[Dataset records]
-.-.-

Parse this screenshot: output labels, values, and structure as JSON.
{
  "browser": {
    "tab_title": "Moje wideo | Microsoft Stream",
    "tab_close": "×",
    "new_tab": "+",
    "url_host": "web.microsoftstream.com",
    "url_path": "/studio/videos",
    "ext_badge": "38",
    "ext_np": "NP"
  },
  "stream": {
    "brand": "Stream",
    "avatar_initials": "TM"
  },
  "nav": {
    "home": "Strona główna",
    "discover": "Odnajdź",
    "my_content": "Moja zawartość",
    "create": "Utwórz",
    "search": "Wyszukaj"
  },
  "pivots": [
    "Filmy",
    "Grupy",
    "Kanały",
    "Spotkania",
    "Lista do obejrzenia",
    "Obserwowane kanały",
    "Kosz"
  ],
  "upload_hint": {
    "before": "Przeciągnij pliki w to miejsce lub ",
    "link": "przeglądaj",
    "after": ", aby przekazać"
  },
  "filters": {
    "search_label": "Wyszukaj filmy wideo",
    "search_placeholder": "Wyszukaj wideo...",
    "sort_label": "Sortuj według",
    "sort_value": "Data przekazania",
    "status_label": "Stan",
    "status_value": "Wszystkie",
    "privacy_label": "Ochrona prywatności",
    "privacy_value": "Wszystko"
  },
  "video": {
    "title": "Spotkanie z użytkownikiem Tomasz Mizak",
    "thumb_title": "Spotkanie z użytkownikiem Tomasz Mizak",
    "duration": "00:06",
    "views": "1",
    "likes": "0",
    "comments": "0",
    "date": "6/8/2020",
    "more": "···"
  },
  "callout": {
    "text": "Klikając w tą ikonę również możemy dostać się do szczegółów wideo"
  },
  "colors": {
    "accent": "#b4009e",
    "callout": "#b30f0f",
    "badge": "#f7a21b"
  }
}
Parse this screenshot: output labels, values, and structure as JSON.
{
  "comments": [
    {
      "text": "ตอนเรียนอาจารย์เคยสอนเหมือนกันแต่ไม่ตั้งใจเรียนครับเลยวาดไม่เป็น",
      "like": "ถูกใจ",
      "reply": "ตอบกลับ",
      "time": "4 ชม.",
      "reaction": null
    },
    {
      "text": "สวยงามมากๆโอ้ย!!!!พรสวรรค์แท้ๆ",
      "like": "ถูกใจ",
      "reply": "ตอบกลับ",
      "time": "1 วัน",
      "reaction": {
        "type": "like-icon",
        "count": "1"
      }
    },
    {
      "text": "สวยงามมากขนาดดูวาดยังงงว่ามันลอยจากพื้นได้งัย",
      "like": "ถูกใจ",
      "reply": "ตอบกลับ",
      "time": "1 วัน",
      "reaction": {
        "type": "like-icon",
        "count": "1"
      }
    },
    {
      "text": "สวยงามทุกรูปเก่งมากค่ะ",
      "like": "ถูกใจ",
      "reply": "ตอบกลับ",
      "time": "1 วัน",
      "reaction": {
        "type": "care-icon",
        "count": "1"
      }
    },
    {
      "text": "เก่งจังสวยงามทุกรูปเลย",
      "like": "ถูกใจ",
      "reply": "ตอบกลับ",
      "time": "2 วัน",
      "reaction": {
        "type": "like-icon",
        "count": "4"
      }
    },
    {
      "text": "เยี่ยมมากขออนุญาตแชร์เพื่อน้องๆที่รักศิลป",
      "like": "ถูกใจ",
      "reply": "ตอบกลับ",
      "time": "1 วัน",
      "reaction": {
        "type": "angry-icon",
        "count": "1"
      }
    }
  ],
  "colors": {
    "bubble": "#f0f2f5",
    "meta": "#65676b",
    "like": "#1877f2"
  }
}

-.-.-

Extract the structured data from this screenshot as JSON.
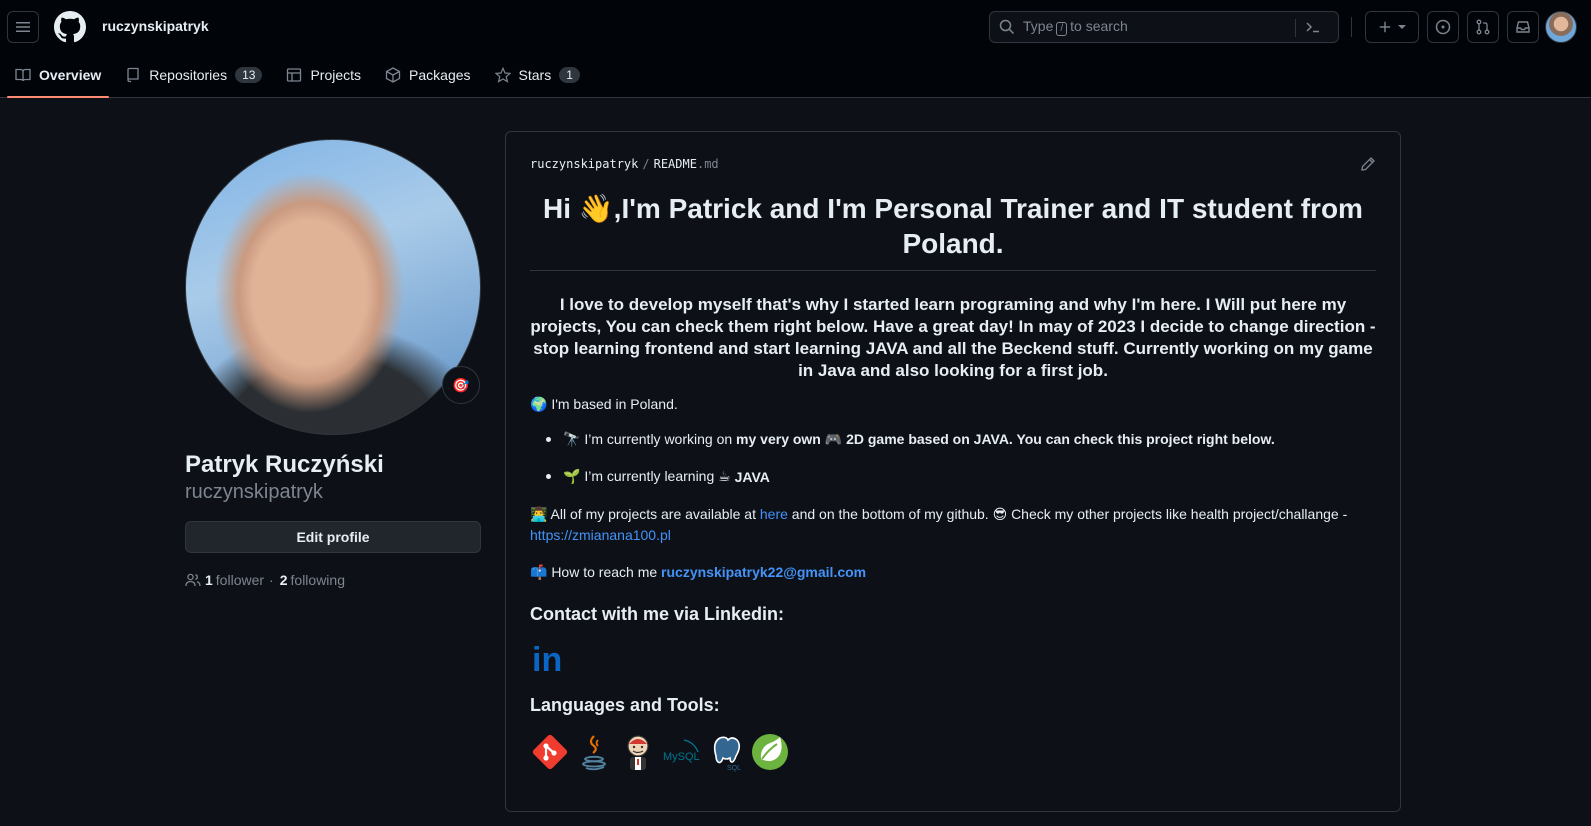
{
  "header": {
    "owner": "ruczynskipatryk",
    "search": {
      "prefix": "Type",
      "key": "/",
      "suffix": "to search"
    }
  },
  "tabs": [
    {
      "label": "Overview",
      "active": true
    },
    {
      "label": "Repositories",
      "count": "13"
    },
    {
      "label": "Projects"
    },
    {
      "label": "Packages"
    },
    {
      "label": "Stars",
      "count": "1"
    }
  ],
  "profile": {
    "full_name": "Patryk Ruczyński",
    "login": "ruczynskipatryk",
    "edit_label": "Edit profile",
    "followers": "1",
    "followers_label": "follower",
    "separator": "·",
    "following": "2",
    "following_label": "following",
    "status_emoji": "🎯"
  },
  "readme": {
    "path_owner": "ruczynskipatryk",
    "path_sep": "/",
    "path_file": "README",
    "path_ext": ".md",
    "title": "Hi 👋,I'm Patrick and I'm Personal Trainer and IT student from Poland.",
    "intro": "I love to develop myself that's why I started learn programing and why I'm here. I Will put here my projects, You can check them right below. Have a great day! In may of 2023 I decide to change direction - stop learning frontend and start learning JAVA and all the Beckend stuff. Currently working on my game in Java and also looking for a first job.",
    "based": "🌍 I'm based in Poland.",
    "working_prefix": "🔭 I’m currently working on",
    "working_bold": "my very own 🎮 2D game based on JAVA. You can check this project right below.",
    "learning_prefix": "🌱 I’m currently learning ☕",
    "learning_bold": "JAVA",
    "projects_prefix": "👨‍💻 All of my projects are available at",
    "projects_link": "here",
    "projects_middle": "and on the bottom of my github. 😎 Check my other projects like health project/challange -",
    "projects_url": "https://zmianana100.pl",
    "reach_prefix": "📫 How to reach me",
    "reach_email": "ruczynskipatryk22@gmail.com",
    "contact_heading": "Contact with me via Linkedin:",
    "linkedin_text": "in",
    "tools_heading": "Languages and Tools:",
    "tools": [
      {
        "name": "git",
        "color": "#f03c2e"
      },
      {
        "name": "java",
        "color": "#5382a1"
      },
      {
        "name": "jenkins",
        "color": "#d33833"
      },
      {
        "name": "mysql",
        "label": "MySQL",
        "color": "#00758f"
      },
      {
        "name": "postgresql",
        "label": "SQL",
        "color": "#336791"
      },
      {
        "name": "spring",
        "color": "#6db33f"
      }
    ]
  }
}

-.-.-

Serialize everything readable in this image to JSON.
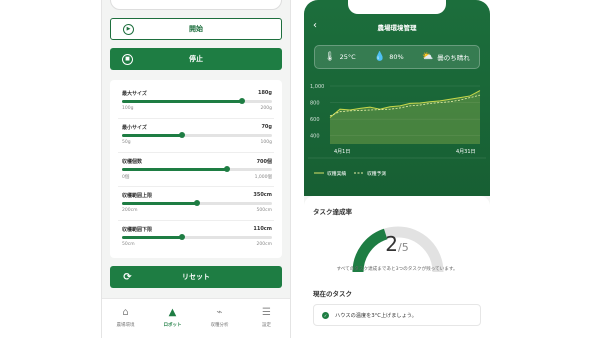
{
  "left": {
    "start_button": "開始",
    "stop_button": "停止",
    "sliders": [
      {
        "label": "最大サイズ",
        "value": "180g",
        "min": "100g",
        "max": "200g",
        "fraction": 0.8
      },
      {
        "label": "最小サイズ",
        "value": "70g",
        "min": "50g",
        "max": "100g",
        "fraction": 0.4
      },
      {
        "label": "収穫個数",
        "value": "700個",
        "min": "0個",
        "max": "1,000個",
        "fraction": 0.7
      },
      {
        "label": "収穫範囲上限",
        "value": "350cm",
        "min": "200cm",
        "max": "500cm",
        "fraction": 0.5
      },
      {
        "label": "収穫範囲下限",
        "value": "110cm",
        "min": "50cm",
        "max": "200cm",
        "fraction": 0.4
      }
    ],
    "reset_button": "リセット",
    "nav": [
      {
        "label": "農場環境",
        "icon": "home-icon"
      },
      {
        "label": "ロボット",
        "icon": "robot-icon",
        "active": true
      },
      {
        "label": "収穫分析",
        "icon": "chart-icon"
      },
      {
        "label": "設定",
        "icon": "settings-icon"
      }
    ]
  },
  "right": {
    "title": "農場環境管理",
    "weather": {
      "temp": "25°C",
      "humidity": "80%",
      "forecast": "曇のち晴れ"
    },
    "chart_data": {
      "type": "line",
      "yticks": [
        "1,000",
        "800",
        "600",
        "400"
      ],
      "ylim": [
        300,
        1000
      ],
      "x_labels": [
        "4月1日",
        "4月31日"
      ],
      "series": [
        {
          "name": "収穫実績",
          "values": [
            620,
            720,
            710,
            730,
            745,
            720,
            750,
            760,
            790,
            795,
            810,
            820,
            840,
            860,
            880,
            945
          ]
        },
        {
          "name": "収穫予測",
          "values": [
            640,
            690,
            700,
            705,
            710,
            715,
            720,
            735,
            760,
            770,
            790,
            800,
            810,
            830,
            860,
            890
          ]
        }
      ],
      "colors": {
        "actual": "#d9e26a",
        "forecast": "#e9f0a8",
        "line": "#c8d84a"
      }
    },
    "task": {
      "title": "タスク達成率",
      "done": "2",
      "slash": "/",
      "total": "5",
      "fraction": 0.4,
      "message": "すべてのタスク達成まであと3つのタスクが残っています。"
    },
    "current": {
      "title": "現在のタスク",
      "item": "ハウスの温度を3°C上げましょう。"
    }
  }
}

-.-.-

**Task goal**
All lines above containing the string "użytkownikiem" are to be collected.

**Reply to the task**
    "title": "Spotkanie z użytkownikiem Tomasz Mizak",
    "thumb_title": "Spotkanie z użytkownikiem Tomasz Mizak",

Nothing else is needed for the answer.